╭─ Input records

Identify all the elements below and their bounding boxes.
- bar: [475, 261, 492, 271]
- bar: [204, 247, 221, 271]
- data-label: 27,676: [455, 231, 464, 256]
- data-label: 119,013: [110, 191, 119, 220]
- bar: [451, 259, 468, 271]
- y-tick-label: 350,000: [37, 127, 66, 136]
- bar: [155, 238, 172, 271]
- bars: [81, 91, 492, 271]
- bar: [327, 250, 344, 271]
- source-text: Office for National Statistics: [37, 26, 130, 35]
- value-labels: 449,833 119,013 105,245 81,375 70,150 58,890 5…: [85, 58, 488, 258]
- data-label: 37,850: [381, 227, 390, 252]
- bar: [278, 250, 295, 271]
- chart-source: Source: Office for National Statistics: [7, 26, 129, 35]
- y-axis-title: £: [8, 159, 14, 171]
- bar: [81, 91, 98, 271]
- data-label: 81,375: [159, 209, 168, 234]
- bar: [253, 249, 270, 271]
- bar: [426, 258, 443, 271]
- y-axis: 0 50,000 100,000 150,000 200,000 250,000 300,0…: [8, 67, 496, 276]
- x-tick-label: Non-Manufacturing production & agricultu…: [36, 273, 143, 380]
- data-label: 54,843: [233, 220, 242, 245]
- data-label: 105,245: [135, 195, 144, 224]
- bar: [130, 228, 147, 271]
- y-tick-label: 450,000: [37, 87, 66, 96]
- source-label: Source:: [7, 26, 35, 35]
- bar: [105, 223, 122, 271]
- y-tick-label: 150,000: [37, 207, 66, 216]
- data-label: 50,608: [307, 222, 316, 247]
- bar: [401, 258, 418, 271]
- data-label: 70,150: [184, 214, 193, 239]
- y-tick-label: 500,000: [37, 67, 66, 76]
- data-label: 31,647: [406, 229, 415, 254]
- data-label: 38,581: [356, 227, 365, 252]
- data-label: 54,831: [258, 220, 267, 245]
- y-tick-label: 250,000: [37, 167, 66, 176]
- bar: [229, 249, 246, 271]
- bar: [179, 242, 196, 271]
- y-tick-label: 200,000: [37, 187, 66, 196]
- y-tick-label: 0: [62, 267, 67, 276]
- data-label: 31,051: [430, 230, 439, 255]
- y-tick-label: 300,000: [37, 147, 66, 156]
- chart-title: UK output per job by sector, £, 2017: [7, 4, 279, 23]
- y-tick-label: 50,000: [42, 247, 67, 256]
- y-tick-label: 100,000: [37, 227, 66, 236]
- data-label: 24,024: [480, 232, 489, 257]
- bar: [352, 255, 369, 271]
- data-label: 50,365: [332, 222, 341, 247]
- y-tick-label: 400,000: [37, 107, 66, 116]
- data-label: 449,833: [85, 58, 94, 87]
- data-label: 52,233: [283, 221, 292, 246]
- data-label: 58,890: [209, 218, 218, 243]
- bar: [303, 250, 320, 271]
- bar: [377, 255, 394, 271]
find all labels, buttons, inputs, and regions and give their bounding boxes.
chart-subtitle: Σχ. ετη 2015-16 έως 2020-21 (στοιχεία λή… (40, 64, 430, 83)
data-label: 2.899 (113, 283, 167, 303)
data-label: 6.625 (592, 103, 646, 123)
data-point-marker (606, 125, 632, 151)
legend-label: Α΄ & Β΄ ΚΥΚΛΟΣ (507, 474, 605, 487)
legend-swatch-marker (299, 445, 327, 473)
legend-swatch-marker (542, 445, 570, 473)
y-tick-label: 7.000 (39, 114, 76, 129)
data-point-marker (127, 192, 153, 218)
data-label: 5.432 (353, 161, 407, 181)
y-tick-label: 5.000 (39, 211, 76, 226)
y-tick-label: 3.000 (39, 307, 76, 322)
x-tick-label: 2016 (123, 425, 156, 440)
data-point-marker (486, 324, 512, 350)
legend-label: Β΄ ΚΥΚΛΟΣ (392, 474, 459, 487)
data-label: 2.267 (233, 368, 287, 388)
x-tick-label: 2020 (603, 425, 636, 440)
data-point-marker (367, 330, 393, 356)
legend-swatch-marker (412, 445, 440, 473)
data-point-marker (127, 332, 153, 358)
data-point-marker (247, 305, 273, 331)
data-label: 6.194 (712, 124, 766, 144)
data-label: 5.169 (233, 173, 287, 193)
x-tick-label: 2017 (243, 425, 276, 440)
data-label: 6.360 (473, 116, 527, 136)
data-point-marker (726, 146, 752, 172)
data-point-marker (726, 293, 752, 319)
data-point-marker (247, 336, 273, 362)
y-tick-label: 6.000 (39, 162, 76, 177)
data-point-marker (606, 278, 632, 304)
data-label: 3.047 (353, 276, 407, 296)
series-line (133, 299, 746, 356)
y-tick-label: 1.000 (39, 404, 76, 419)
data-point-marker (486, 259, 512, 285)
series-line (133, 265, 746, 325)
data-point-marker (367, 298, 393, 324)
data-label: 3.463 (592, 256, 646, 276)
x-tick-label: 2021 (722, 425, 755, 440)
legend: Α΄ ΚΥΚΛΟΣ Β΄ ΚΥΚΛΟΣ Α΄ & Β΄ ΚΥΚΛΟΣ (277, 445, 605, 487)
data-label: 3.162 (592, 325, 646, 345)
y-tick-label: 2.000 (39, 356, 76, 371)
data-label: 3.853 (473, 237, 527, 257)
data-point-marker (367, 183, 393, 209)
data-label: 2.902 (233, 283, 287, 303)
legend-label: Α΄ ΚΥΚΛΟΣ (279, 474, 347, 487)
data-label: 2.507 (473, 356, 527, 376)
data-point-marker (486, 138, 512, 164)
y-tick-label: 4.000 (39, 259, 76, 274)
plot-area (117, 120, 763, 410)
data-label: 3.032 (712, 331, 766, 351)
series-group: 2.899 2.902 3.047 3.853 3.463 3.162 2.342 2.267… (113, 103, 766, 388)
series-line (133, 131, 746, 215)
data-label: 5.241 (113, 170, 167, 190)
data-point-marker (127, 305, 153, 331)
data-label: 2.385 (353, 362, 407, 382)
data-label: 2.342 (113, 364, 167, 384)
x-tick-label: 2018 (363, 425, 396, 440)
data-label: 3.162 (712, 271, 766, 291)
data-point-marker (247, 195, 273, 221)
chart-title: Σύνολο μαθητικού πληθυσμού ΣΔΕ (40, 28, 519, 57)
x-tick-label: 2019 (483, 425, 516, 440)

╰─

Copy every line of the records above word for word, keeping each character, number, and bracket unchanged.

Identify all the elements below and their bounding boxes.
- bar: [475, 261, 492, 271]
- bar: [204, 247, 221, 271]
- data-label: 27,676: [455, 231, 464, 256]
- data-label: 119,013: [110, 191, 119, 220]
- bar: [451, 259, 468, 271]
- y-tick-label: 350,000: [37, 127, 66, 136]
- bar: [155, 238, 172, 271]
- bars: [81, 91, 492, 271]
- bar: [327, 250, 344, 271]
- source-text: Office for National Statistics: [37, 26, 130, 35]
- value-labels: 449,833 119,013 105,245 81,375 70,150 58,890 5…: [85, 58, 488, 258]
- data-label: 37,850: [381, 227, 390, 252]
- bar: [278, 250, 295, 271]
- chart-source: Source: Office for National Statistics: [7, 26, 129, 35]
- y-axis-title: £: [8, 159, 14, 171]
- bar: [81, 91, 98, 271]
- data-label: 81,375: [159, 209, 168, 234]
- bar: [253, 249, 270, 271]
- bar: [426, 258, 443, 271]
- y-axis: 0 50,000 100,000 150,000 200,000 250,000 300,0…: [8, 67, 496, 276]
- x-tick-label: Non-Manufacturing production & agricultu…: [36, 273, 143, 380]
- data-label: 54,843: [233, 220, 242, 245]
- data-label: 105,245: [135, 195, 144, 224]
- bar: [130, 228, 147, 271]
- y-tick-label: 450,000: [37, 87, 66, 96]
- source-label: Source:: [7, 26, 35, 35]
- bar: [105, 223, 122, 271]
- y-tick-label: 150,000: [37, 207, 66, 216]
- data-label: 50,608: [307, 222, 316, 247]
- bar: [401, 258, 418, 271]
- data-label: 70,150: [184, 214, 193, 239]
- y-tick-label: 500,000: [37, 67, 66, 76]
- data-label: 31,647: [406, 229, 415, 254]
- data-label: 38,581: [356, 227, 365, 252]
- data-label: 54,831: [258, 220, 267, 245]
- y-tick-label: 250,000: [37, 167, 66, 176]
- bar: [229, 249, 246, 271]
- bar: [179, 242, 196, 271]
- y-tick-label: 200,000: [37, 187, 66, 196]
- y-tick-label: 0: [62, 267, 67, 276]
- data-label: 31,051: [430, 230, 439, 255]
- y-tick-label: 300,000: [37, 147, 66, 156]
- chart-title: UK output per job by sector, £, 2017: [7, 4, 279, 23]
- y-tick-label: 50,000: [42, 247, 67, 256]
- y-tick-label: 100,000: [37, 227, 66, 236]
- data-label: 24,024: [480, 232, 489, 257]
- bar: [352, 255, 369, 271]
- data-label: 50,365: [332, 222, 341, 247]
- y-tick-label: 400,000: [37, 107, 66, 116]
- data-label: 449,833: [85, 58, 94, 87]
- data-label: 52,233: [283, 221, 292, 246]
- data-label: 58,890: [209, 218, 218, 243]
- bar: [303, 250, 320, 271]
- bar: [377, 255, 394, 271]
find all labels, buttons, inputs, and regions and give their bounding boxes.
chart-subtitle: Σχ. ετη 2015-16 έως 2020-21 (στοιχεία λή… (40, 64, 430, 83)
data-label: 2.899 (113, 283, 167, 303)
data-label: 6.625 (592, 103, 646, 123)
data-point-marker (606, 125, 632, 151)
legend-label: Α΄ & Β΄ ΚΥΚΛΟΣ (507, 474, 605, 487)
legend-swatch-marker (299, 445, 327, 473)
legend-swatch-marker (542, 445, 570, 473)
y-tick-label: 7.000 (39, 114, 76, 129)
data-point-marker (127, 192, 153, 218)
data-label: 5.432 (353, 161, 407, 181)
y-tick-label: 5.000 (39, 211, 76, 226)
y-tick-label: 3.000 (39, 307, 76, 322)
x-tick-label: 2016 (123, 425, 156, 440)
data-point-marker (486, 324, 512, 350)
legend-label: Β΄ ΚΥΚΛΟΣ (392, 474, 459, 487)
data-label: 2.267 (233, 368, 287, 388)
x-tick-label: 2020 (603, 425, 636, 440)
data-point-marker (367, 330, 393, 356)
legend-swatch-marker (412, 445, 440, 473)
data-point-marker (127, 332, 153, 358)
data-point-marker (247, 305, 273, 331)
data-label: 6.194 (712, 124, 766, 144)
data-label: 5.169 (233, 173, 287, 193)
x-tick-label: 2017 (243, 425, 276, 440)
data-label: 6.360 (473, 116, 527, 136)
data-point-marker (726, 146, 752, 172)
data-point-marker (726, 293, 752, 319)
data-point-marker (247, 336, 273, 362)
y-tick-label: 6.000 (39, 162, 76, 177)
data-point-marker (606, 278, 632, 304)
data-label: 3.047 (353, 276, 407, 296)
series-line (133, 299, 746, 356)
y-tick-label: 1.000 (39, 404, 76, 419)
data-point-marker (486, 259, 512, 285)
series-line (133, 265, 746, 325)
data-point-marker (367, 298, 393, 324)
data-label: 3.463 (592, 256, 646, 276)
x-tick-label: 2021 (722, 425, 755, 440)
legend: Α΄ ΚΥΚΛΟΣ Β΄ ΚΥΚΛΟΣ Α΄ & Β΄ ΚΥΚΛΟΣ (277, 445, 605, 487)
data-label: 3.162 (592, 325, 646, 345)
y-tick-label: 2.000 (39, 356, 76, 371)
data-label: 3.853 (473, 237, 527, 257)
data-point-marker (367, 183, 393, 209)
data-label: 2.902 (233, 283, 287, 303)
legend-label: Α΄ ΚΥΚΛΟΣ (279, 474, 347, 487)
data-label: 2.507 (473, 356, 527, 376)
data-point-marker (486, 138, 512, 164)
y-tick-label: 4.000 (39, 259, 76, 274)
plot-area (117, 120, 763, 410)
data-label: 3.032 (712, 331, 766, 351)
series-group: 2.899 2.902 3.047 3.853 3.463 3.162 2.342 2.267… (113, 103, 766, 388)
series-line (133, 131, 746, 215)
data-label: 5.241 (113, 170, 167, 190)
data-point-marker (127, 305, 153, 331)
data-label: 2.385 (353, 362, 407, 382)
data-label: 2.342 (113, 364, 167, 384)
x-tick-label: 2018 (363, 425, 396, 440)
data-label: 3.162 (712, 271, 766, 291)
data-point-marker (247, 195, 273, 221)
chart-title: Σύνολο μαθητικού πληθυσμού ΣΔΕ (40, 28, 519, 57)
x-tick-label: 2019 (483, 425, 516, 440)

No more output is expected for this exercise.